[WHAT THE EXERCISE ASKS] Nothing may be dropped or altered: reproduce all the data.

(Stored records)
* * *
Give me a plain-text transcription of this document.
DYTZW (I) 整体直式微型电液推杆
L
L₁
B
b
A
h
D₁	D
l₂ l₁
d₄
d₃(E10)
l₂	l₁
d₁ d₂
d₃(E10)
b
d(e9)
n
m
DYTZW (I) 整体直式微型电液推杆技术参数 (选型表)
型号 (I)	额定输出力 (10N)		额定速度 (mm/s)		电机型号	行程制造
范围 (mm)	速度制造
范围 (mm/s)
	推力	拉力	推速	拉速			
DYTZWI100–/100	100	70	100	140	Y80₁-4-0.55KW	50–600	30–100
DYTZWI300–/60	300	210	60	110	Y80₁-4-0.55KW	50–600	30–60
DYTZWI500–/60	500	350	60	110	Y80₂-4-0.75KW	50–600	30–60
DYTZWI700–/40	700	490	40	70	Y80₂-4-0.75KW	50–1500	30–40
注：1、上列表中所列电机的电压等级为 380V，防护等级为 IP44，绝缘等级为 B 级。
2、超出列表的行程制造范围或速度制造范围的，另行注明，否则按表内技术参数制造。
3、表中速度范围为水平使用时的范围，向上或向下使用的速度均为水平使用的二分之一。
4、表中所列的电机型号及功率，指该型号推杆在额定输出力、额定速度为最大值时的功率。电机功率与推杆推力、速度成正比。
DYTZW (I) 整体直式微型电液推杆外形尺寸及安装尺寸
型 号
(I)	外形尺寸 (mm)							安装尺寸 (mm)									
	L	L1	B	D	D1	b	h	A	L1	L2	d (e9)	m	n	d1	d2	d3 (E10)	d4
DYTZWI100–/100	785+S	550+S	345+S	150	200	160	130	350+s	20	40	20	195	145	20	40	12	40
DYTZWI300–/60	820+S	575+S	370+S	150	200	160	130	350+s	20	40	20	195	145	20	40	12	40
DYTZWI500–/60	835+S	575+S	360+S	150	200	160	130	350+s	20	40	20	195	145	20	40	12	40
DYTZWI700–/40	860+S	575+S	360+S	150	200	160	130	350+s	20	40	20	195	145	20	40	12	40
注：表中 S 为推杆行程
* * *
[RESPONSE TO THE EXERCISE]
Give me a plain-text transcription of this document.
DYTZW (I) 整体直式微型电液推杆
L
L₁
B
b
A
h
D₁	D
l₂ l₁
d₄
d₃(E10)
l₂	l₁
d₁ d₂
d₃(E10)
b
d(e9)
n
m
DYTZW (I) 整体直式微型电液推杆技术参数 (选型表)
型号 (I)	额定输出力 (10N)		额定速度 (mm/s)		电机型号	行程制造
范围 (mm)	速度制造
范围 (mm/s)
	推力	拉力	推速	拉速			
DYTZWI100–/100	100	70	100	140	Y80₁-4-0.55KW	50–600	30–100
DYTZWI300–/60	300	210	60	110	Y80₁-4-0.55KW	50–600	30–60
DYTZWI500–/60	500	350	60	110	Y80₂-4-0.75KW	50–600	30–60
DYTZWI700–/40	700	490	40	70	Y80₂-4-0.75KW	50–1500	30–40
注：1、上列表中所列电机的电压等级为 380V，防护等级为 IP44，绝缘等级为 B 级。
2、超出列表的行程制造范围或速度制造范围的，另行注明，否则按表内技术参数制造。
3、表中速度范围为水平使用时的范围，向上或向下使用的速度均为水平使用的二分之一。
4、表中所列的电机型号及功率，指该型号推杆在额定输出力、额定速度为最大值时的功率。电机功率与推杆推力、速度成正比。
DYTZW (I) 整体直式微型电液推杆外形尺寸及安装尺寸
型 号
(I)	外形尺寸 (mm)							安装尺寸 (mm)									
	L	L1	B	D	D1	b	h	A	L1	L2	d (e9)	m	n	d1	d2	d3 (E10)	d4
DYTZWI100–/100	785+S	550+S	345+S	150	200	160	130	350+s	20	40	20	195	145	20	40	12	40
DYTZWI300–/60	820+S	575+S	370+S	150	200	160	130	350+s	20	40	20	195	145	20	40	12	40
DYTZWI500–/60	835+S	575+S	360+S	150	200	160	130	350+s	20	40	20	195	145	20	40	12	40
DYTZWI700–/40	860+S	575+S	360+S	150	200	160	130	350+s	20	40	20	195	145	20	40	12	40
注：表中 S 为推杆行程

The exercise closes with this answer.